• **WHAT IS REQUIRED**:
Go through the records and give each one again exactly, omitting the images.

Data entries
========
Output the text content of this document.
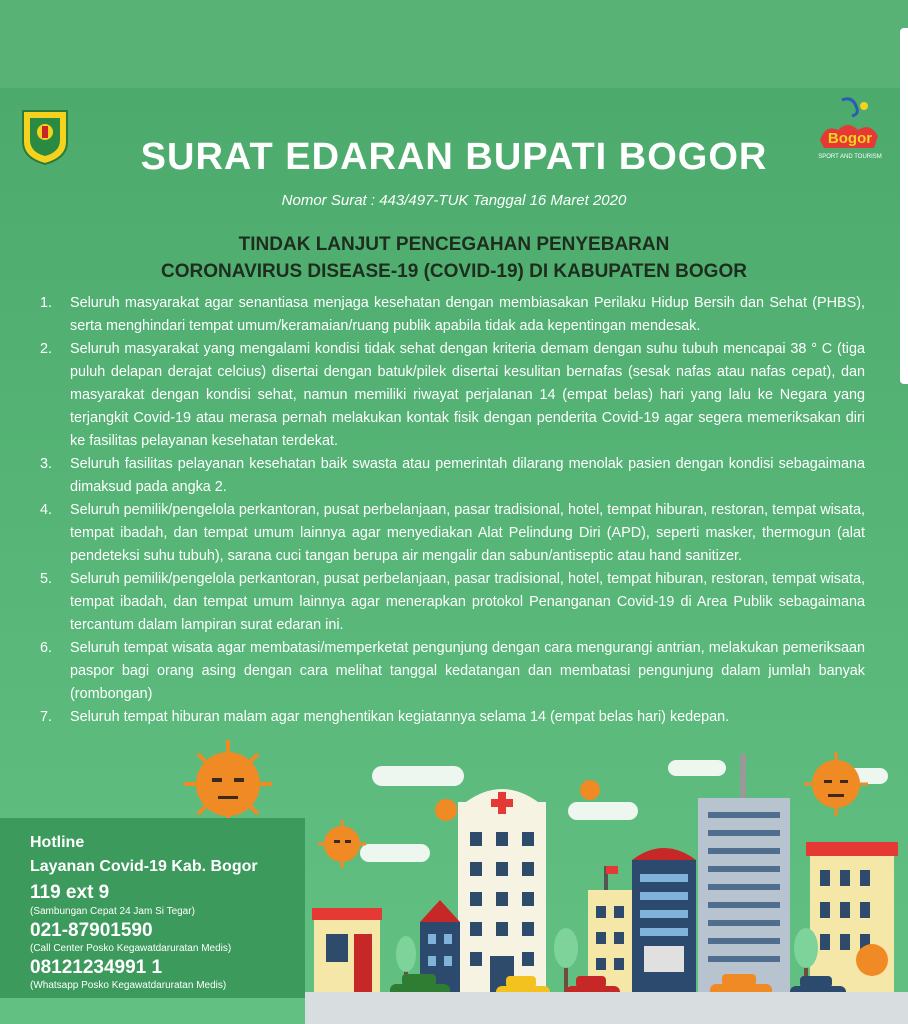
Bogor
SPORT AND TOURISM
SURAT EDARAN BUPATI BOGOR
Nomor Surat : 443/497-TUK Tanggal 16 Maret 2020
TINDAK LANJUT PENCEGAHAN PENYEBARAN
CORONAVIRUS DISEASE-19 (COVID-19) DI KABUPATEN BOGOR
1. Seluruh masyarakat agar senantiasa menjaga kesehatan dengan membiasakan Perilaku Hidup Bersih dan Sehat (PHBS), serta menghindari tempat umum/keramaian/ruang publik apabila tidak ada kepentingan mendesak.
2. Seluruh masyarakat yang mengalami kondisi tidak sehat dengan kriteria demam dengan suhu tubuh mencapai 38 ° C (tiga puluh delapan derajat celcius) disertai dengan batuk/pilek disertai kesulitan bernafas (sesak nafas atau nafas cepat), dan masyarakat dengan kondisi sehat, namun memiliki riwayat perjalanan 14 (empat belas) hari yang lalu ke Negara yang terjangkit Covid-19 atau merasa pernah melakukan kontak fisik dengan penderita Covid-19 agar segera memeriksakan diri ke fasilitas pelayanan kesehatan terdekat.
3. Seluruh fasilitas pelayanan kesehatan baik swasta atau pemerintah dilarang menolak pasien dengan kondisi sebagaimana dimaksud pada angka 2.
4. Seluruh pemilik/pengelola perkantoran, pusat perbelanjaan, pasar tradisional, hotel, tempat hiburan, restoran, tempat wisata, tempat ibadah, dan tempat umum lainnya agar menyediakan Alat Pelindung Diri (APD), seperti masker, thermogun (alat pendeteksi suhu tubuh), sarana cuci tangan berupa air mengalir dan sabun/antiseptic atau hand sanitizer.
5. Seluruh pemilik/pengelola perkantoran, pusat perbelanjaan, pasar tradisional, hotel, tempat hiburan, restoran, tempat wisata, tempat ibadah, dan tempat umum lainnya agar menerapkan protokol Penanganan Covid-19 di Area Publik sebagaimana tercantum dalam lampiran surat edaran ini.
6. Seluruh tempat wisata agar membatasi/memperketat pengunjung dengan cara mengurangi antrian, melakukan pemeriksaan paspor bagi orang asing dengan cara melihat tanggal kedatangan dan membatasi pengunjung dalam jumlah banyak (rombongan)
7. Seluruh tempat hiburan malam agar menghentikan kegiatannya selama 14 (empat belas hari) kedepan.
Hotline
Layanan Covid-19 Kab. Bogor
119 ext 9
(Sambungan Cepat 24 Jam Si Tegar)
021-87901590
(Call Center Posko Kegawatdaruratan Medis)
08121234991 1
(Whatsapp Posko Kegawatdaruratan Medis)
========
• **TASK OUTPUT**:
Output the text content of this document.
Bogor
SPORT AND TOURISM
SURAT EDARAN BUPATI BOGOR
Nomor Surat : 443/497-TUK Tanggal 16 Maret 2020
TINDAK LANJUT PENCEGAHAN PENYEBARAN
CORONAVIRUS DISEASE-19 (COVID-19) DI KABUPATEN BOGOR
1. Seluruh masyarakat agar senantiasa menjaga kesehatan dengan membiasakan Perilaku Hidup Bersih dan Sehat (PHBS), serta menghindari tempat umum/keramaian/ruang publik apabila tidak ada kepentingan mendesak.
2. Seluruh masyarakat yang mengalami kondisi tidak sehat dengan kriteria demam dengan suhu tubuh mencapai 38 ° C (tiga puluh delapan derajat celcius) disertai dengan batuk/pilek disertai kesulitan bernafas (sesak nafas atau nafas cepat), dan masyarakat dengan kondisi sehat, namun memiliki riwayat perjalanan 14 (empat belas) hari yang lalu ke Negara yang terjangkit Covid-19 atau merasa pernah melakukan kontak fisik dengan penderita Covid-19 agar segera memeriksakan diri ke fasilitas pelayanan kesehatan terdekat.
3. Seluruh fasilitas pelayanan kesehatan baik swasta atau pemerintah dilarang menolak pasien dengan kondisi sebagaimana dimaksud pada angka 2.
4. Seluruh pemilik/pengelola perkantoran, pusat perbelanjaan, pasar tradisional, hotel, tempat hiburan, restoran, tempat wisata, tempat ibadah, dan tempat umum lainnya agar menyediakan Alat Pelindung Diri (APD), seperti masker, thermogun (alat pendeteksi suhu tubuh), sarana cuci tangan berupa air mengalir dan sabun/antiseptic atau hand sanitizer.
5. Seluruh pemilik/pengelola perkantoran, pusat perbelanjaan, pasar tradisional, hotel, tempat hiburan, restoran, tempat wisata, tempat ibadah, dan tempat umum lainnya agar menerapkan protokol Penanganan Covid-19 di Area Publik sebagaimana tercantum dalam lampiran surat edaran ini.
6. Seluruh tempat wisata agar membatasi/memperketat pengunjung dengan cara mengurangi antrian, melakukan pemeriksaan paspor bagi orang asing dengan cara melihat tanggal kedatangan dan membatasi pengunjung dalam jumlah banyak (rombongan)
7. Seluruh tempat hiburan malam agar menghentikan kegiatannya selama 14 (empat belas hari) kedepan.
Hotline
Layanan Covid-19 Kab. Bogor
119 ext 9
(Sambungan Cepat 24 Jam Si Tegar)
021-87901590
(Call Center Posko Kegawatdaruratan Medis)
08121234991 1
(Whatsapp Posko Kegawatdaruratan Medis)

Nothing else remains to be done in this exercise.